* begin DATA SHOWN *

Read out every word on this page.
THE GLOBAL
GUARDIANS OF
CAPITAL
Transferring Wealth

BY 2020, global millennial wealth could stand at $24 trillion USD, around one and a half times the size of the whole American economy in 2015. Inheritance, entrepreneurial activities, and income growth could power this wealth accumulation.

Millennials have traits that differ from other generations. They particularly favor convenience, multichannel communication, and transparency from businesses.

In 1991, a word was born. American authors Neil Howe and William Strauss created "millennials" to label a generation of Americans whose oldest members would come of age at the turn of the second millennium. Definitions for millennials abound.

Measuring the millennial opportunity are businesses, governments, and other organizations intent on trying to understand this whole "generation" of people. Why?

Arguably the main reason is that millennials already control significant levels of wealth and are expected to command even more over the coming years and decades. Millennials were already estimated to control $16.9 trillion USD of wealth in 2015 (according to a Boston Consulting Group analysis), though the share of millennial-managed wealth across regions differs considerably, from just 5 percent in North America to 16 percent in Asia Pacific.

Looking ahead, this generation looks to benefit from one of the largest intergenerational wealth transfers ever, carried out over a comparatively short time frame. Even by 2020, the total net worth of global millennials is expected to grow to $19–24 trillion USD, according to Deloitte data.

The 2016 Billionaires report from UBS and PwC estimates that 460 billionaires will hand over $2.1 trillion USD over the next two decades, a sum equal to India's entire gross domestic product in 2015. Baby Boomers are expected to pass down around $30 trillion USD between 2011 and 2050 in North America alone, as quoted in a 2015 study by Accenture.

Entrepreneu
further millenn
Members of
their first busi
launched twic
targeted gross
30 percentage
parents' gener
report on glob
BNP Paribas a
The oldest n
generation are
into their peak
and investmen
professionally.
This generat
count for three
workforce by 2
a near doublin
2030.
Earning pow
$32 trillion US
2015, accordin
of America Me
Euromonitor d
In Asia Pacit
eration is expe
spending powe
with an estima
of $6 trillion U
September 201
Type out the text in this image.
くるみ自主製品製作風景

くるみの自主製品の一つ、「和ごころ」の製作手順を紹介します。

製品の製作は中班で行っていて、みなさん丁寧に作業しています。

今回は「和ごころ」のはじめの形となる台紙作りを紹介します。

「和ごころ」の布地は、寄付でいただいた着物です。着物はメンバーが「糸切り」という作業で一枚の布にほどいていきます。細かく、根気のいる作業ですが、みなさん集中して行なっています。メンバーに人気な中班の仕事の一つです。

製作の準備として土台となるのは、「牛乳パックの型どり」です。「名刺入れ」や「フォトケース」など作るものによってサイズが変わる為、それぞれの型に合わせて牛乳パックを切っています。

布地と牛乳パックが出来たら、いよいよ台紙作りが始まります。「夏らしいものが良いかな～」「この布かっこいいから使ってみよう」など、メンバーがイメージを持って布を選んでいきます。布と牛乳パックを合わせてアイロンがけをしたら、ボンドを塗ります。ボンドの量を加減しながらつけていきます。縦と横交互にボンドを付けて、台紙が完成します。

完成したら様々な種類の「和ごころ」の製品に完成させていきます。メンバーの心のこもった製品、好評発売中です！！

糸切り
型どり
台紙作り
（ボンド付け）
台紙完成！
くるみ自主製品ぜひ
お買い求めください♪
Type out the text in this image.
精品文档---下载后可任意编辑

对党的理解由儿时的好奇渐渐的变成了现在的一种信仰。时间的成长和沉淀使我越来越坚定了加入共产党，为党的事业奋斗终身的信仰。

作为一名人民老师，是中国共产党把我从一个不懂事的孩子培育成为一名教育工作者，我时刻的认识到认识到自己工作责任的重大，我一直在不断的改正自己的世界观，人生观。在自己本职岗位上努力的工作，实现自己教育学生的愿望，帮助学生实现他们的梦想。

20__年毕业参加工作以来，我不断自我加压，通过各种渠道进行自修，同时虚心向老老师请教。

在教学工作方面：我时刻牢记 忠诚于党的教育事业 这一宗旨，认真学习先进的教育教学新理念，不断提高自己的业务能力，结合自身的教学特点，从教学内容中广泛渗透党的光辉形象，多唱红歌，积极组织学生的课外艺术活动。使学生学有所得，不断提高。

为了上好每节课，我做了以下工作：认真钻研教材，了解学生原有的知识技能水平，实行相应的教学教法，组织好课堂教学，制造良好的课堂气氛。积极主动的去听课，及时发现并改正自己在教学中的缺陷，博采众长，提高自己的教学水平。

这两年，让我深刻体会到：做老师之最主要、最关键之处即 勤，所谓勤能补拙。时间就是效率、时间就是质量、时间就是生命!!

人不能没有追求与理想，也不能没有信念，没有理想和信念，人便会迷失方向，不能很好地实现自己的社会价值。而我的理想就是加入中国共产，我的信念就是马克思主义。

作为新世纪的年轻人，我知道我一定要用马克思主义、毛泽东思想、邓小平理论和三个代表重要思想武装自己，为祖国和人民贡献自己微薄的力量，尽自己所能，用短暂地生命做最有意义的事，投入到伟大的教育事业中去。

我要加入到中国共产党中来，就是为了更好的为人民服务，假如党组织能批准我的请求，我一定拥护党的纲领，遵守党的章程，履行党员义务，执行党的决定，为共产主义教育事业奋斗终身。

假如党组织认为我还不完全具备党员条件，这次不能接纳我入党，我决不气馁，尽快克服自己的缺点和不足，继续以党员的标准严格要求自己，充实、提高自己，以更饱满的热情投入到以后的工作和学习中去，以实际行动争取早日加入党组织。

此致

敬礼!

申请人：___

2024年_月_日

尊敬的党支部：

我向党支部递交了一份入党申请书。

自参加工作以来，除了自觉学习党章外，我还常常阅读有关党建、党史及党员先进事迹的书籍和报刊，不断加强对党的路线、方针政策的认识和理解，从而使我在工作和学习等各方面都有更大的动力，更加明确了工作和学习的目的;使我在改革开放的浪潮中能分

* end DATA SHOWN *

SHORT PROBLEM: Return every entry exactly as given.

ANSWER TO THE EXERCISE:
Read out every word on this page.
THE GLOBAL
GUARDIANS OF
CAPITAL
Transferring Wealth

BY 2020, global millennial wealth could stand at $24 trillion USD, around one and a half times the size of the whole American economy in 2015. Inheritance, entrepreneurial activities, and income growth could power this wealth accumulation.

Millennials have traits that differ from other generations. They particularly favor convenience, multichannel communication, and transparency from businesses.

In 1991, a word was born. American authors Neil Howe and William Strauss created "millennials" to label a generation of Americans whose oldest members would come of age at the turn of the second millennium. Definitions for millennials abound.

Measuring the millennial opportunity are businesses, governments, and other organizations intent on trying to understand this whole "generation" of people. Why?

Arguably the main reason is that millennials already control significant levels of wealth and are expected to command even more over the coming years and decades. Millennials were already estimated to control $16.9 trillion USD of wealth in 2015 (according to a Boston Consulting Group analysis), though the share of millennial-managed wealth across regions differs considerably, from just 5 percent in North America to 16 percent in Asia Pacific.

Looking ahead, this generation looks to benefit from one of the largest intergenerational wealth transfers ever, carried out over a comparatively short time frame. Even by 2020, the total net worth of global millennials is expected to grow to $19–24 trillion USD, according to Deloitte data.

The 2016 Billionaires report from UBS and PwC estimates that 460 billionaires will hand over $2.1 trillion USD over the next two decades, a sum equal to India's entire gross domestic product in 2015. Baby Boomers are expected to pass down around $30 trillion USD between 2011 and 2050 in North America alone, as quoted in a 2015 study by Accenture.

Entrepreneu
further millenn
Members of
their first busi
launched twic
targeted gross
30 percentage
parents' gener
report on glob
BNP Paribas a
The oldest n
generation are
into their peak
and investmen
professionally.
This generat
count for three
workforce by 2
a near doublin
2030.
Earning pow
$32 trillion US
2015, accordin
of America Me
Euromonitor d
In Asia Pacit
eration is expe
spending powe
with an estima
of $6 trillion U
September 201
Type out the text in this image.
くるみ自主製品製作風景

くるみの自主製品の一つ、「和ごころ」の製作手順を紹介します。

製品の製作は中班で行っていて、みなさん丁寧に作業しています。

今回は「和ごころ」のはじめの形となる台紙作りを紹介します。

「和ごころ」の布地は、寄付でいただいた着物です。着物はメンバーが「糸切り」という作業で一枚の布にほどいていきます。細かく、根気のいる作業ですが、みなさん集中して行なっています。メンバーに人気な中班の仕事の一つです。

製作の準備として土台となるのは、「牛乳パックの型どり」です。「名刺入れ」や「フォトケース」など作るものによってサイズが変わる為、それぞれの型に合わせて牛乳パックを切っています。

布地と牛乳パックが出来たら、いよいよ台紙作りが始まります。「夏らしいものが良いかな～」「この布かっこいいから使ってみよう」など、メンバーがイメージを持って布を選んでいきます。布と牛乳パックを合わせてアイロンがけをしたら、ボンドを塗ります。ボンドの量を加減しながらつけていきます。縦と横交互にボンドを付けて、台紙が完成します。

完成したら様々な種類の「和ごころ」の製品に完成させていきます。メンバーの心のこもった製品、好評発売中です！！

糸切り
型どり
台紙作り
（ボンド付け）
台紙完成！
くるみ自主製品ぜひ
お買い求めください♪
Type out the text in this image.
精品文档---下载后可任意编辑

对党的理解由儿时的好奇渐渐的变成了现在的一种信仰。时间的成长和沉淀使我越来越坚定了加入共产党，为党的事业奋斗终身的信仰。

作为一名人民老师，是中国共产党把我从一个不懂事的孩子培育成为一名教育工作者，我时刻的认识到认识到自己工作责任的重大，我一直在不断的改正自己的世界观，人生观。在自己本职岗位上努力的工作，实现自己教育学生的愿望，帮助学生实现他们的梦想。

20__年毕业参加工作以来，我不断自我加压，通过各种渠道进行自修，同时虚心向老老师请教。

在教学工作方面：我时刻牢记 忠诚于党的教育事业 这一宗旨，认真学习先进的教育教学新理念，不断提高自己的业务能力，结合自身的教学特点，从教学内容中广泛渗透党的光辉形象，多唱红歌，积极组织学生的课外艺术活动。使学生学有所得，不断提高。

为了上好每节课，我做了以下工作：认真钻研教材，了解学生原有的知识技能水平，实行相应的教学教法，组织好课堂教学，制造良好的课堂气氛。积极主动的去听课，及时发现并改正自己在教学中的缺陷，博采众长，提高自己的教学水平。

这两年，让我深刻体会到：做老师之最主要、最关键之处即 勤，所谓勤能补拙。时间就是效率、时间就是质量、时间就是生命!!

人不能没有追求与理想，也不能没有信念，没有理想和信念，人便会迷失方向，不能很好地实现自己的社会价值。而我的理想就是加入中国共产，我的信念就是马克思主义。

作为新世纪的年轻人，我知道我一定要用马克思主义、毛泽东思想、邓小平理论和三个代表重要思想武装自己，为祖国和人民贡献自己微薄的力量，尽自己所能，用短暂地生命做最有意义的事，投入到伟大的教育事业中去。

我要加入到中国共产党中来，就是为了更好的为人民服务，假如党组织能批准我的请求，我一定拥护党的纲领，遵守党的章程，履行党员义务，执行党的决定，为共产主义教育事业奋斗终身。

假如党组织认为我还不完全具备党员条件，这次不能接纳我入党，我决不气馁，尽快克服自己的缺点和不足，继续以党员的标准严格要求自己，充实、提高自己，以更饱满的热情投入到以后的工作和学习中去，以实际行动争取早日加入党组织。

此致

敬礼!

申请人：___

2024年_月_日

尊敬的党支部：

我向党支部递交了一份入党申请书。

自参加工作以来，除了自觉学习党章外，我还常常阅读有关党建、党史及党员先进事迹的书籍和报刊，不断加强对党的路线、方针政策的认识和理解，从而使我在工作和学习等各方面都有更大的动力，更加明确了工作和学习的目的;使我在改革开放的浪潮中能分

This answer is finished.